--- start THE RECORDS ---
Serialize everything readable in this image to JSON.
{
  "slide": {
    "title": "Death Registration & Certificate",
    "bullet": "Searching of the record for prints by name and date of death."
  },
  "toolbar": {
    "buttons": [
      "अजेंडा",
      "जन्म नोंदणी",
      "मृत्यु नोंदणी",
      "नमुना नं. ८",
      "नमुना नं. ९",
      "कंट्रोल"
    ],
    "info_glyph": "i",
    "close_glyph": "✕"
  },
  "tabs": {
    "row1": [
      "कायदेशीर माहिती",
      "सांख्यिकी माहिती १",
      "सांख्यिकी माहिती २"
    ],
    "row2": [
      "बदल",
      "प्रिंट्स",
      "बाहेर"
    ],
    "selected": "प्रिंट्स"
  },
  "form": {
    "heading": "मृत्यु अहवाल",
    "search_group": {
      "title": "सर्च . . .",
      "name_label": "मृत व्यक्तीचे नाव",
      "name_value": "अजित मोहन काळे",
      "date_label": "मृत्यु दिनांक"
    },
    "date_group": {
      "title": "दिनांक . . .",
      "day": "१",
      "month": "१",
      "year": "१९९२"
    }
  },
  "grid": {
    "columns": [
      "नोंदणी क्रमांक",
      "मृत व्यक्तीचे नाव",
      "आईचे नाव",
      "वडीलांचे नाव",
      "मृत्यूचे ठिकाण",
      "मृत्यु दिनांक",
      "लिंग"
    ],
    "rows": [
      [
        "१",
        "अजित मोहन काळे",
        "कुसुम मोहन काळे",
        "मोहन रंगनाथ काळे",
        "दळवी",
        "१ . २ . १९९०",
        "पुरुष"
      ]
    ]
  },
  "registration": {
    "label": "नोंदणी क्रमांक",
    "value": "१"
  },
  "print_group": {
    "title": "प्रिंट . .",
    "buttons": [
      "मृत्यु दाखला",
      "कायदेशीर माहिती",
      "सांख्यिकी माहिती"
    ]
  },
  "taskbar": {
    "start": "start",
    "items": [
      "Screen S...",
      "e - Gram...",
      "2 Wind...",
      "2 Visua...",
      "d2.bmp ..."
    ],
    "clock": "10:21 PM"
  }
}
--- end THE RECORDS ---
Write the material out exactly, with nothing left out.

_RESULT FOR THIS EXERCISE_
Serialize everything readable in this image to JSON.
{
  "slide": {
    "title": "Death Registration & Certificate",
    "bullet": "Searching of the record for prints by name and date of death."
  },
  "toolbar": {
    "buttons": [
      "अजेंडा",
      "जन्म नोंदणी",
      "मृत्यु नोंदणी",
      "नमुना नं. ८",
      "नमुना नं. ९",
      "कंट्रोल"
    ],
    "info_glyph": "i",
    "close_glyph": "✕"
  },
  "tabs": {
    "row1": [
      "कायदेशीर माहिती",
      "सांख्यिकी माहिती १",
      "सांख्यिकी माहिती २"
    ],
    "row2": [
      "बदल",
      "प्रिंट्स",
      "बाहेर"
    ],
    "selected": "प्रिंट्स"
  },
  "form": {
    "heading": "मृत्यु अहवाल",
    "search_group": {
      "title": "सर्च . . .",
      "name_label": "मृत व्यक्तीचे नाव",
      "name_value": "अजित मोहन काळे",
      "date_label": "मृत्यु दिनांक"
    },
    "date_group": {
      "title": "दिनांक . . .",
      "day": "१",
      "month": "१",
      "year": "१९९२"
    }
  },
  "grid": {
    "columns": [
      "नोंदणी क्रमांक",
      "मृत व्यक्तीचे नाव",
      "आईचे नाव",
      "वडीलांचे नाव",
      "मृत्यूचे ठिकाण",
      "मृत्यु दिनांक",
      "लिंग"
    ],
    "rows": [
      [
        "१",
        "अजित मोहन काळे",
        "कुसुम मोहन काळे",
        "मोहन रंगनाथ काळे",
        "दळवी",
        "१ . २ . १९९०",
        "पुरुष"
      ]
    ]
  },
  "registration": {
    "label": "नोंदणी क्रमांक",
    "value": "१"
  },
  "print_group": {
    "title": "प्रिंट . .",
    "buttons": [
      "मृत्यु दाखला",
      "कायदेशीर माहिती",
      "सांख्यिकी माहिती"
    ]
  },
  "taskbar": {
    "start": "start",
    "items": [
      "Screen S...",
      "e - Gram...",
      "2 Wind...",
      "2 Visua...",
      "d2.bmp ..."
    ],
    "clock": "10:21 PM"
  }
}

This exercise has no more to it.